▶ [YOUR GOAL] Reproduce the records below in their entirety, character for character.

▶ [INFORMATION SHOWN]
━━━

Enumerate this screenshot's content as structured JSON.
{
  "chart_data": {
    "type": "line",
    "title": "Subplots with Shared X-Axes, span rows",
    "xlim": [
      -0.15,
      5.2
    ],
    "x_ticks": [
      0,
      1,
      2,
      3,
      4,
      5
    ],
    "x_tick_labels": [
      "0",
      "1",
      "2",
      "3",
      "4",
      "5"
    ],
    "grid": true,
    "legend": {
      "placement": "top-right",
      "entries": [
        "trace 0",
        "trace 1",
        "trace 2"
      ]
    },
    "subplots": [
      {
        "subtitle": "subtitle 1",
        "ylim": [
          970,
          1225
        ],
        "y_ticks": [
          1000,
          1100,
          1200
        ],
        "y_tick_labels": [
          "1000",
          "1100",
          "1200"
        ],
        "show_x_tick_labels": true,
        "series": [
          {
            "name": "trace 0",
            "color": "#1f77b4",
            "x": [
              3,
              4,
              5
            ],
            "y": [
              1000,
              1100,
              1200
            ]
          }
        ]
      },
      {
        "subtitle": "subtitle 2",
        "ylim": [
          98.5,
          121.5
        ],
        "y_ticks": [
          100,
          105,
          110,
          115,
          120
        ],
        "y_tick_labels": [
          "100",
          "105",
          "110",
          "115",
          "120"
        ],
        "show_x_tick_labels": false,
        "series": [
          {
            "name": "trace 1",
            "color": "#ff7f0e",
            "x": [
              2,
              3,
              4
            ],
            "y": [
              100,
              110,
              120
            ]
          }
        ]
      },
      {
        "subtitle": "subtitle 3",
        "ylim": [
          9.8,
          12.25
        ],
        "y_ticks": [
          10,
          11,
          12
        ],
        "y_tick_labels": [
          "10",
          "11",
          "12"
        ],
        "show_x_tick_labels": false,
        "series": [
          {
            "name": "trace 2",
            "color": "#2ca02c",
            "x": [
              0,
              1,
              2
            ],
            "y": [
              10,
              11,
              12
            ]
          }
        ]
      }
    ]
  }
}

━━━

▶ [TASK ANSWER]
Enumerate this screenshot's content as structured JSON.
{
  "chart_data": {
    "type": "line",
    "title": "Subplots with Shared X-Axes, span rows",
    "xlim": [
      -0.15,
      5.2
    ],
    "x_ticks": [
      0,
      1,
      2,
      3,
      4,
      5
    ],
    "x_tick_labels": [
      "0",
      "1",
      "2",
      "3",
      "4",
      "5"
    ],
    "grid": true,
    "legend": {
      "placement": "top-right",
      "entries": [
        "trace 0",
        "trace 1",
        "trace 2"
      ]
    },
    "subplots": [
      {
        "subtitle": "subtitle 1",
        "ylim": [
          970,
          1225
        ],
        "y_ticks": [
          1000,
          1100,
          1200
        ],
        "y_tick_labels": [
          "1000",
          "1100",
          "1200"
        ],
        "show_x_tick_labels": true,
        "series": [
          {
            "name": "trace 0",
            "color": "#1f77b4",
            "x": [
              3,
              4,
              5
            ],
            "y": [
              1000,
              1100,
              1200
            ]
          }
        ]
      },
      {
        "subtitle": "subtitle 2",
        "ylim": [
          98.5,
          121.5
        ],
        "y_ticks": [
          100,
          105,
          110,
          115,
          120
        ],
        "y_tick_labels": [
          "100",
          "105",
          "110",
          "115",
          "120"
        ],
        "show_x_tick_labels": false,
        "series": [
          {
            "name": "trace 1",
            "color": "#ff7f0e",
            "x": [
              2,
              3,
              4
            ],
            "y": [
              100,
              110,
              120
            ]
          }
        ]
      },
      {
        "subtitle": "subtitle 3",
        "ylim": [
          9.8,
          12.25
        ],
        "y_ticks": [
          10,
          11,
          12
        ],
        "y_tick_labels": [
          "10",
          "11",
          "12"
        ],
        "show_x_tick_labels": false,
        "series": [
          {
            "name": "trace 2",
            "color": "#2ca02c",
            "x": [
              0,
              1,
              2
            ],
            "y": [
              10,
              11,
              12
            ]
          }
        ]
      }
    ]
  }
}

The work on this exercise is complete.